* [BRIEF]: With the images removed, repeat the data below exactly.
----
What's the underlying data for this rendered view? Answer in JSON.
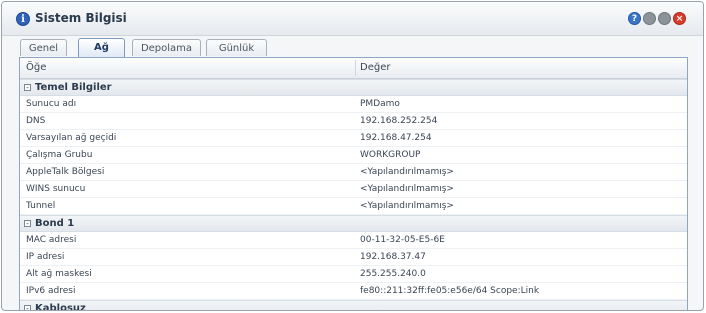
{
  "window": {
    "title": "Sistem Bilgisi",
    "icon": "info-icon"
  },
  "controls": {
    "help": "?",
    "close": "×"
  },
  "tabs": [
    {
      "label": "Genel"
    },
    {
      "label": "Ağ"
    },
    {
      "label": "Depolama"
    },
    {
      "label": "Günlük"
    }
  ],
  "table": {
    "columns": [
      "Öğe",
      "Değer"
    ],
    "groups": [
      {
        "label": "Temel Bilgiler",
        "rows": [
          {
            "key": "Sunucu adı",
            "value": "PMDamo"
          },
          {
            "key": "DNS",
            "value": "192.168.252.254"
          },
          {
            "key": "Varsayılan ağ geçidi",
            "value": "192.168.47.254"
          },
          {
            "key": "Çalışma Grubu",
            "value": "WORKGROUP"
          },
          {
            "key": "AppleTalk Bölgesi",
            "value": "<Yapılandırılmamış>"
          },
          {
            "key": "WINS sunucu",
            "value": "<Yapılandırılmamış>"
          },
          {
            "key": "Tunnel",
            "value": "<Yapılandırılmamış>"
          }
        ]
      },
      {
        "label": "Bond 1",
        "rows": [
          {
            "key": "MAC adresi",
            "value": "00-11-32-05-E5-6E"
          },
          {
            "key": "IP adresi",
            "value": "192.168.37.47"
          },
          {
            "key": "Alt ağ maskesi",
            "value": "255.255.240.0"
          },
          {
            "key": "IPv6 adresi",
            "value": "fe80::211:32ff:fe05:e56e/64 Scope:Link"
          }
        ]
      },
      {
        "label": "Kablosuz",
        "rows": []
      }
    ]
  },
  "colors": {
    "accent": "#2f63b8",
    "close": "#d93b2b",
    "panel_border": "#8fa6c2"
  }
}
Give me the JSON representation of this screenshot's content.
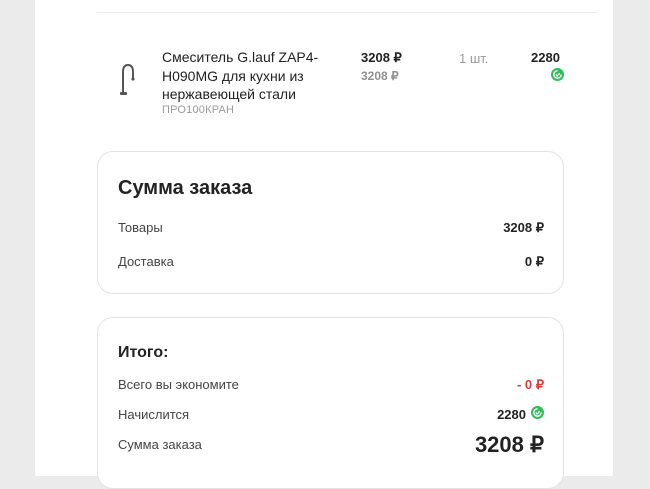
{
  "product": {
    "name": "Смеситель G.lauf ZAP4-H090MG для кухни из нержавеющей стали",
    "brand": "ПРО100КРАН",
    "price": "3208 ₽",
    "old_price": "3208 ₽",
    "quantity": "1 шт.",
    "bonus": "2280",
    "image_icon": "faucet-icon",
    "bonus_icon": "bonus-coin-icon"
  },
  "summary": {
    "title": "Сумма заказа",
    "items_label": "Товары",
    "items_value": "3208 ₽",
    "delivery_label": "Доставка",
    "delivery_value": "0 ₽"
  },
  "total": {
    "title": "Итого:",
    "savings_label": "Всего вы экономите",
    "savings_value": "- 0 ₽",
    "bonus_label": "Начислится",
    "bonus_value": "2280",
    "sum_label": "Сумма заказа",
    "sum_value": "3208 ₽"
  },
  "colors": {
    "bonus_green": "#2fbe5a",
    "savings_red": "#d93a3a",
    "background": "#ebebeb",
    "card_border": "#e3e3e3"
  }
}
----
* [PROBLEM SOLUTION]:
What's the underlying data for this rendered view? Answer in JSON.
{
  "window": {
    "title": "Sistem Bilgisi",
    "icon": "info-icon"
  },
  "controls": {
    "help": "?",
    "close": "×"
  },
  "tabs": [
    {
      "label": "Genel"
    },
    {
      "label": "Ağ"
    },
    {
      "label": "Depolama"
    },
    {
      "label": "Günlük"
    }
  ],
  "table": {
    "columns": [
      "Öğe",
      "Değer"
    ],
    "groups": [
      {
        "label": "Temel Bilgiler",
        "rows": [
          {
            "key": "Sunucu adı",
            "value": "PMDamo"
          },
          {
            "key": "DNS",
            "value": "192.168.252.254"
          },
          {
            "key": "Varsayılan ağ geçidi",
            "value": "192.168.47.254"
          },
          {
            "key": "Çalışma Grubu",
            "value": "WORKGROUP"
          },
          {
            "key": "AppleTalk Bölgesi",
            "value": "<Yapılandırılmamış>"
          },
          {
            "key": "WINS sunucu",
            "value": "<Yapılandırılmamış>"
          },
          {
            "key": "Tunnel",
            "value": "<Yapılandırılmamış>"
          }
        ]
      },
      {
        "label": "Bond 1",
        "rows": [
          {
            "key": "MAC adresi",
            "value": "00-11-32-05-E5-6E"
          },
          {
            "key": "IP adresi",
            "value": "192.168.37.47"
          },
          {
            "key": "Alt ağ maskesi",
            "value": "255.255.240.0"
          },
          {
            "key": "IPv6 adresi",
            "value": "fe80::211:32ff:fe05:e56e/64 Scope:Link"
          }
        ]
      },
      {
        "label": "Kablosuz",
        "rows": []
      }
    ]
  },
  "colors": {
    "accent": "#2f63b8",
    "close": "#d93b2b",
    "panel_border": "#8fa6c2"
  }
}
Give me the JSON representation of this screenshot's content.
{
  "product": {
    "name": "Смеситель G.lauf ZAP4-H090MG для кухни из нержавеющей стали",
    "brand": "ПРО100КРАН",
    "price": "3208 ₽",
    "old_price": "3208 ₽",
    "quantity": "1 шт.",
    "bonus": "2280",
    "image_icon": "faucet-icon",
    "bonus_icon": "bonus-coin-icon"
  },
  "summary": {
    "title": "Сумма заказа",
    "items_label": "Товары",
    "items_value": "3208 ₽",
    "delivery_label": "Доставка",
    "delivery_value": "0 ₽"
  },
  "total": {
    "title": "Итого:",
    "savings_label": "Всего вы экономите",
    "savings_value": "- 0 ₽",
    "bonus_label": "Начислится",
    "bonus_value": "2280",
    "sum_label": "Сумма заказа",
    "sum_value": "3208 ₽"
  },
  "colors": {
    "bonus_green": "#2fbe5a",
    "savings_red": "#d93a3a",
    "background": "#ebebeb",
    "card_border": "#e3e3e3"
  }
}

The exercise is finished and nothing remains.